- What you are asked to do -
Quote the records beneath, complete and exact. Leave out images.

- Provided information -
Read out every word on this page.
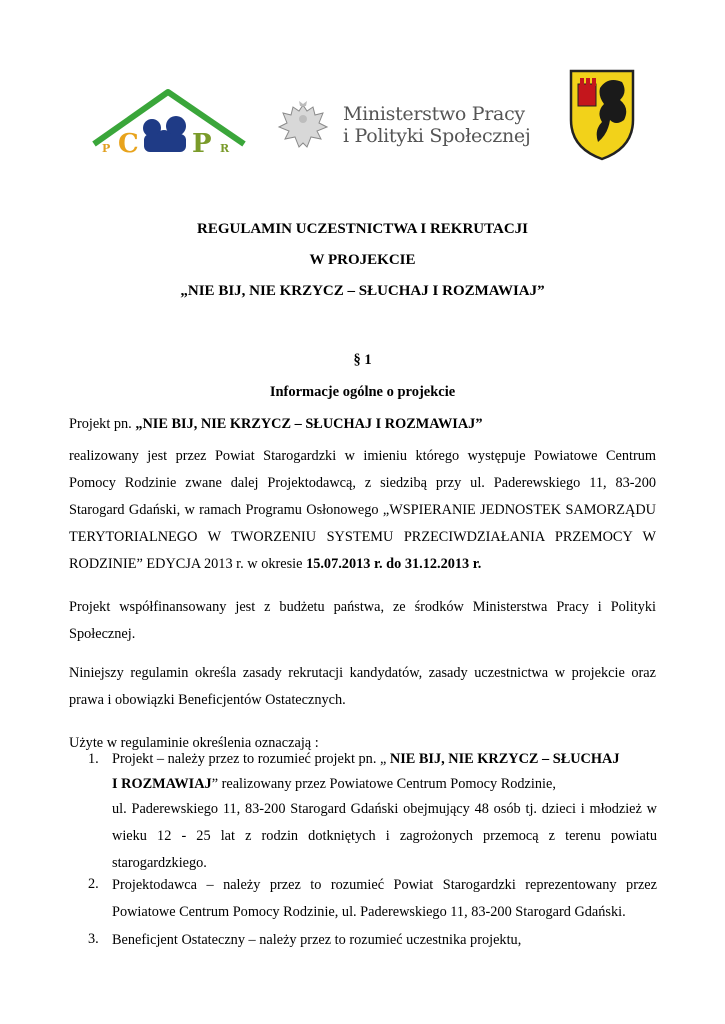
P C P R
Ministerstwo Pracy
i Polityki Społecznej
REGULAMIN UCZESTNICTWA I REKRUTACJI
W PROJEKCIE
„NIE BIJ, NIE KRZYCZ – SŁUCHAJ I ROZMAWIAJ”
§ 1
Informacje ogólne o projekcie
Projekt pn. „NIE BIJ, NIE KRZYCZ – SŁUCHAJ I ROZMAWIAJ”
realizowany jest przez Powiat Starogardzki w imieniu którego występuje Powiatowe Centrum Pomocy Rodzinie zwane dalej Projektodawcą, z siedzibą przy ul. Paderewskiego 11, 83-200 Starogard Gdański, w ramach Programu Osłonowego „WSPIERANIE JEDNOSTEK SAMORZĄDU TERYTORIALNEGO W TWORZENIU SYSTEMU PRZECIWDZIAŁANIA PRZEMOCY W RODZINIE” EDYCJA 2013 r. w okresie 15.07.2013 r. do 31.12.2013 r.
Projekt współfinansowany jest z budżetu państwa, ze środków Ministerstwa Pracy i Polityki Społecznej.
Niniejszy regulamin określa zasady rekrutacji kandydatów, zasady uczestnictwa w projekcie oraz prawa i obowiązki Beneficjentów Ostatecznych.
Użyte w regulaminie określenia oznaczają :
1. Projekt – należy przez to rozumieć projekt pn. „ NIE BIJ, NIE KRZYCZ – SŁUCHAJ
I ROZMAWIAJ” realizowany przez Powiatowe Centrum Pomocy Rodzinie,
ul. Paderewskiego 11, 83-200 Starogard Gdański obejmujący 48 osób tj. dzieci i młodzież w wieku 12 - 25 lat z rodzin dotkniętych i zagrożonych przemocą z terenu powiatu starogardzkiego.
2. Projektodawca – należy przez to rozumieć Powiat Starogardzki reprezentowany przez Powiatowe Centrum Pomocy Rodzinie, ul. Paderewskiego 11, 83-200 Starogard Gdański.
3. Beneficjent Ostateczny – należy przez to rozumieć uczestnika projektu,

- Answer to this exercise -
Read out every word on this page.
P C P R
Ministerstwo Pracy
i Polityki Społecznej
REGULAMIN UCZESTNICTWA I REKRUTACJI
W PROJEKCIE
„NIE BIJ, NIE KRZYCZ – SŁUCHAJ I ROZMAWIAJ”
§ 1
Informacje ogólne o projekcie
Projekt pn. „NIE BIJ, NIE KRZYCZ – SŁUCHAJ I ROZMAWIAJ”
realizowany jest przez Powiat Starogardzki w imieniu którego występuje Powiatowe Centrum Pomocy Rodzinie zwane dalej Projektodawcą, z siedzibą przy ul. Paderewskiego 11, 83-200 Starogard Gdański, w ramach Programu Osłonowego „WSPIERANIE JEDNOSTEK SAMORZĄDU TERYTORIALNEGO W TWORZENIU SYSTEMU PRZECIWDZIAŁANIA PRZEMOCY W RODZINIE” EDYCJA 2013 r. w okresie 15.07.2013 r. do 31.12.2013 r.
Projekt współfinansowany jest z budżetu państwa, ze środków Ministerstwa Pracy i Polityki Społecznej.
Niniejszy regulamin określa zasady rekrutacji kandydatów, zasady uczestnictwa w projekcie oraz prawa i obowiązki Beneficjentów Ostatecznych.
Użyte w regulaminie określenia oznaczają :
1. Projekt – należy przez to rozumieć projekt pn. „ NIE BIJ, NIE KRZYCZ – SŁUCHAJ
I ROZMAWIAJ” realizowany przez Powiatowe Centrum Pomocy Rodzinie,
ul. Paderewskiego 11, 83-200 Starogard Gdański obejmujący 48 osób tj. dzieci i młodzież w wieku 12 - 25 lat z rodzin dotkniętych i zagrożonych przemocą z terenu powiatu starogardzkiego.
2. Projektodawca – należy przez to rozumieć Powiat Starogardzki reprezentowany przez Powiatowe Centrum Pomocy Rodzinie, ul. Paderewskiego 11, 83-200 Starogard Gdański.
3. Beneficjent Ostateczny – należy przez to rozumieć uczestnika projektu,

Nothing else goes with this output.